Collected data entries
* * *

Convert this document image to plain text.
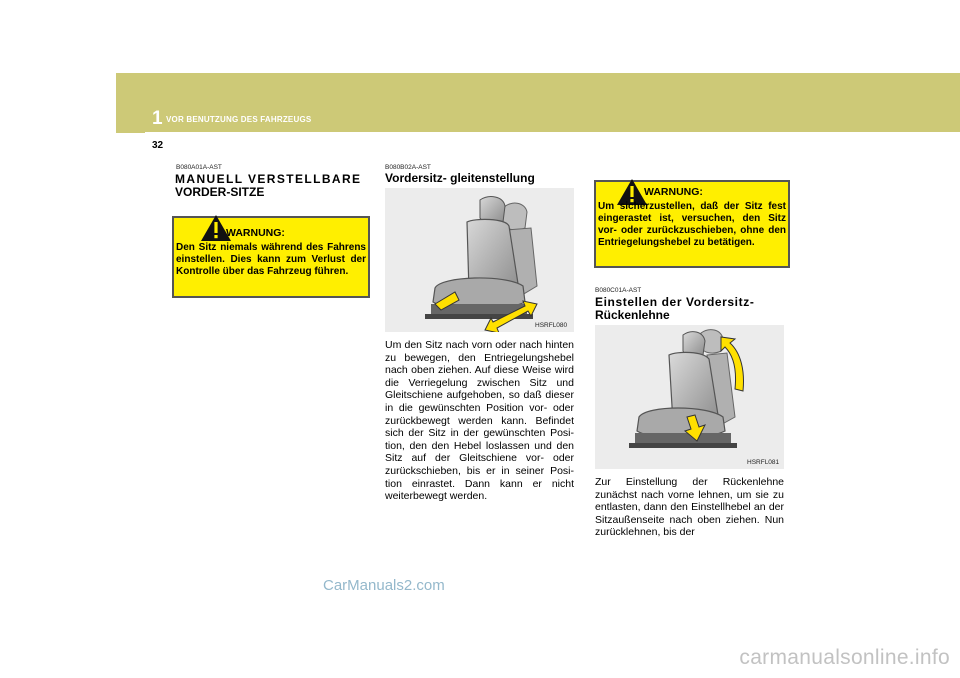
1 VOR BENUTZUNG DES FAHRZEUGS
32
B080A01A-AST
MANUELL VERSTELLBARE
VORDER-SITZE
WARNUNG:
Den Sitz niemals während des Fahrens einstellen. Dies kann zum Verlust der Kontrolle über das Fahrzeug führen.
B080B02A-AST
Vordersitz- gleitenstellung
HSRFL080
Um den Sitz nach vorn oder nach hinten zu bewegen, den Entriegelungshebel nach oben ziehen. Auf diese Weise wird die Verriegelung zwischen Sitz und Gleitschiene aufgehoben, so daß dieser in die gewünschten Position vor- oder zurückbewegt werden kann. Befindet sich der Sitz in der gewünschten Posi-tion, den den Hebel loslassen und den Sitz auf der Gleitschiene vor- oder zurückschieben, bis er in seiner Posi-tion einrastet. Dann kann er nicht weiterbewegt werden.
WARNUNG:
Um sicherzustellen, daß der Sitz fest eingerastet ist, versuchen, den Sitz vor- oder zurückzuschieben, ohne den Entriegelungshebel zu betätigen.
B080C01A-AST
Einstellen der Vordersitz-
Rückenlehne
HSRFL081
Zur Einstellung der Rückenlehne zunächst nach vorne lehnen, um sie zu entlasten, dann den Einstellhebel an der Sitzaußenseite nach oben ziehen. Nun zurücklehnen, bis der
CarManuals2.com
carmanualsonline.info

* * *

**YOUR OBJECTIVE:** From the data above, show each line that contains "Vordersitz".

**FINAL RESULT:**
Vordersitz- gleitenstellung
Einstellen der Vordersitz-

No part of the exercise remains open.